Énoncé →
Renommez « Russes » en « Soviétiques » dans l'extrait sur l'insurrection hongroise, puis recopiez le passage qui commence par les mots « Imre Nagy, malgré » et s'arrête après « par les Russes. ».

Extrait du document →

La classe ouvrière est donc entrée au combat aux côtés des autres couches pour conquérir la liberté et l’indépendance, mais elle prenait de plus en plus conscience de ses intérêts propres.

Si ce double pouvoir n’a pas pu se manifester d’une façon plus éclatante, cela est dû principalement à deux raisons : l’une objective, l’autre subjective.

La raison objective est que l’intervention russe a donné à l’insurrection un aspect national. Tout le passé a prouvé ce que cette intervention a encore confirmé : l’armée russe était le principal soutien du régime haï. A qui se heurtaient ceux qui réclamaient qui un gouvernement démocratique, qui les libertés civiques, qui la baisse des normes, qui la fin de la collectivisation forcée ? A l’armée soviétique, chaque fois à l’armée soviétique. Il était clair pour le moins conscient des combattants, que le départ des troupes soviétiques était la condition de la consolidation de la moindre des conquêtes. La nécessité de combattre avant tout les troupes d’intervention a crée une certaine unanimité nationale qui masquait les oppositions sociales.

Imre Nagy, malgré sa politique timorée vis-à-vis des Russes, s’est trouvé le symbole de cette unanimité nationale et c’est en tant que tel qu’il a eu une autorité morale même sur les conseils. Et, il faut l’ajouter, la deuxième intervention des troupes soviétiques n’a pas laissé le temps aux deux pôles du double pouvoir de se différencier. Ou, plus exactement, la différenciation se fera sous le gouvernement de Kadar, protégé par les Russes.

L’opposition de classe entre les Conseils et le gouvernement n’a pas éclaté pour une autre raison, subjective celle-ci : l’absence d’un parti révolutionnaire. Car si la classe ouvrière hongroise a fait le maximum de ce qu’elle pouvait faire d’une manière spontanée en créant ses organes de pouvoir, les Conseils, encore fallait-il un parti révolutionnaire pour que la classe ouvrière impose ses Conseils comme organe unique du pouvoir.

N’oublions pas que si en Russie en 1917 les soviets existaient dès février, il a fallu une lutte de 7 mois du parti bolchevik pour que les soviets reconnaissent leur rôle et prennent le pouvoir.

En Hongrie, même les groupes d’opposants les plus extrémistes faisaient, en fait, confiance à Nagy, et essayaient de concilier le gouvernement et les Conseils.

Données extraites →
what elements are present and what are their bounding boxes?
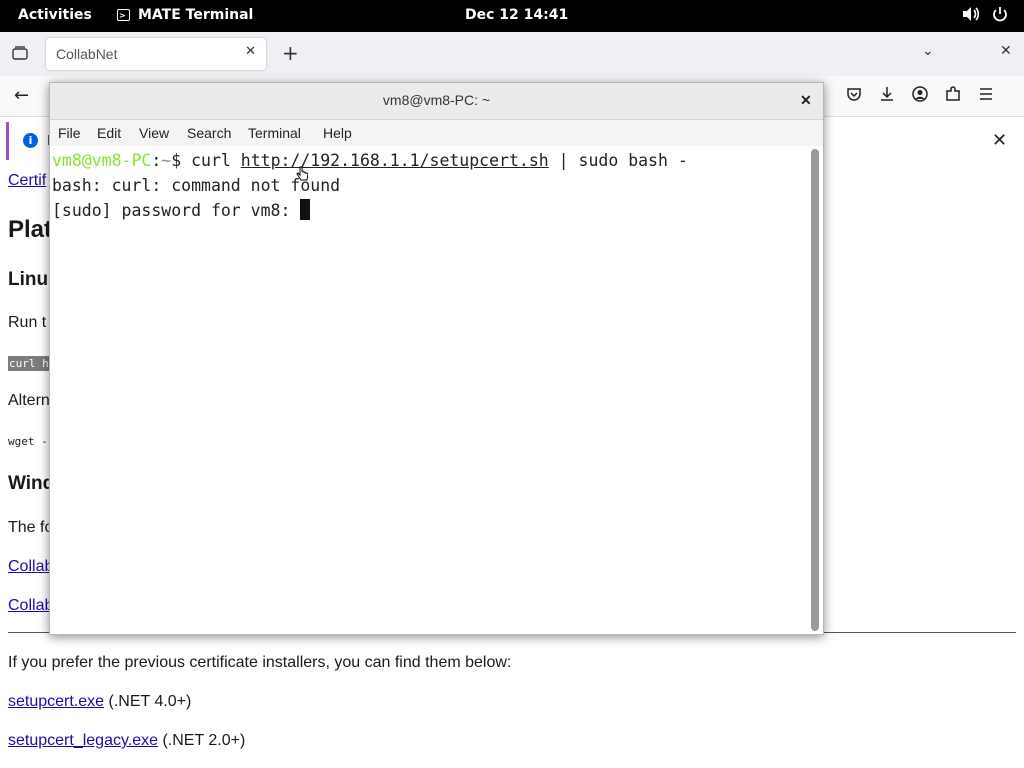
app-name: MATE Terminal [138, 7, 254, 23]
clock[interactable]: Dec 12 14:41 [465, 7, 568, 23]
terminal-icon: > [117, 9, 130, 21]
list-tabs-chevron-icon[interactable]: ⌄ [922, 43, 934, 59]
command-url[interactable]: http://192.168.1.1/setupcert.sh [241, 151, 549, 170]
volume-icon [963, 7, 980, 21]
heading-linux: Linu [8, 269, 49, 290]
menu-search[interactable]: Search [187, 125, 231, 141]
wget-code-snippet: wget - [8, 435, 48, 448]
run-instructions: Run t [8, 314, 47, 331]
command-pipe: | sudo bash - [548, 151, 688, 170]
installer-note: (.NET 4.0+) [104, 693, 192, 710]
terminal-title: vm8@vm8-PC: ~ [382, 92, 491, 108]
menu-file[interactable]: File [58, 125, 81, 141]
heading-windows: Wind [8, 473, 55, 494]
terminal-close-icon[interactable]: ✕ [800, 92, 812, 109]
power-icon [993, 7, 1007, 22]
download-icon[interactable] [879, 86, 895, 102]
terminal-output[interactable]: vm8@vm8-PC:~$ curl http://192.168.1.1/se… [50, 146, 809, 634]
prompt-separator: : [151, 151, 162, 170]
menu-terminal[interactable]: Terminal [248, 125, 301, 141]
collab-link-1[interactable]: Collab [8, 558, 53, 576]
menu-view[interactable]: View [139, 125, 169, 141]
pocket-icon[interactable] [846, 86, 862, 102]
system-menu[interactable] [962, 6, 1008, 22]
prompt-symbol: $ [171, 151, 192, 170]
terminal-scrollbar[interactable] [811, 149, 819, 631]
text-cursor [300, 199, 311, 220]
back-arrow-icon[interactable]: ← [14, 85, 29, 106]
menu-edit[interactable]: Edit [97, 125, 121, 141]
tab-title: CollabNet [56, 46, 118, 62]
terminal-command-line: vm8@vm8-PC:~$ curl http://192.168.1.1/se… [52, 148, 688, 173]
notification-close-icon[interactable]: ✕ [992, 130, 1007, 151]
terminal-menubar: File Edit View Search Terminal Help [50, 120, 823, 146]
new-tab-icon[interactable]: + [282, 41, 299, 65]
tab-collabnet[interactable]: CollabNet ✕ [46, 38, 266, 70]
password-prompt: [sudo] password for vm8: [52, 201, 301, 220]
info-icon: i [23, 133, 38, 148]
activities-button[interactable]: Activities [18, 7, 92, 23]
collab-link-2[interactable]: Collab [8, 597, 53, 615]
browser-tab-bar: CollabNet ✕ + ⌄ ✕ [0, 32, 1024, 76]
window-close-icon[interactable]: ✕ [1000, 43, 1012, 59]
prompt-directory: ~ [161, 151, 172, 170]
tab-close-icon[interactable]: ✕ [245, 44, 256, 59]
installer-item: setupcert_legacy.exe (.NET 2.0+) [8, 732, 245, 750]
alternative-text: Altern [8, 392, 50, 409]
certificate-link[interactable]: Certif [8, 172, 46, 190]
installer-note: (.NET 2.0+) [158, 732, 246, 749]
mouse-hand-cursor-icon [296, 166, 308, 181]
heading-platforms: Plat [8, 216, 53, 243]
account-icon[interactable] [912, 86, 928, 102]
command-text: curl [191, 151, 241, 170]
app-menu[interactable]: > MATE Terminal [117, 7, 253, 23]
curl-code-snippet: curl h [8, 356, 50, 371]
setupcert-exe-link[interactable]: setupcert.exe [8, 693, 104, 710]
terminal-window[interactable]: vm8@vm8-PC: ~ ✕ File Edit View Search Te… [49, 82, 824, 635]
terminal-titlebar[interactable]: vm8@vm8-PC: ~ ✕ [50, 83, 823, 120]
menu-help[interactable]: Help [323, 125, 352, 141]
prefer-previous-text: If you prefer the previous certificate i… [8, 654, 512, 671]
following-text: The fo [8, 519, 54, 536]
setupcert-legacy-exe-link[interactable]: setupcert_legacy.exe [8, 732, 158, 749]
top-bar: Activities > MATE Terminal Dec 12 14:41 [0, 0, 1024, 32]
extensions-icon[interactable] [945, 86, 961, 102]
terminal-password-line: [sudo] password for vm8: [52, 198, 311, 223]
hamburger-menu-icon[interactable] [978, 86, 994, 102]
installer-item: setupcert.exe (.NET 4.0+) [8, 693, 191, 711]
tab-overview-icon[interactable] [12, 46, 28, 60]
prompt-user: vm8@vm8-PC [52, 151, 152, 170]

Exercice corrigé →
Imre Nagy, malgré sa politique timorée vis-à-vis des Soviétiques, s’est trouvé le symbole de cette unanimité nationale et c’est en tant que tel qu’il a eu une autorité morale même sur les conseils. Et, il faut l’ajouter, la deuxième intervention des troupes soviétiques n’a pas laissé le temps aux deux pôles du double pouvoir de se différencier. Ou, plus exactement, la différenciation se fera sous le gouvernement de Kadar, protégé par les Soviétiques.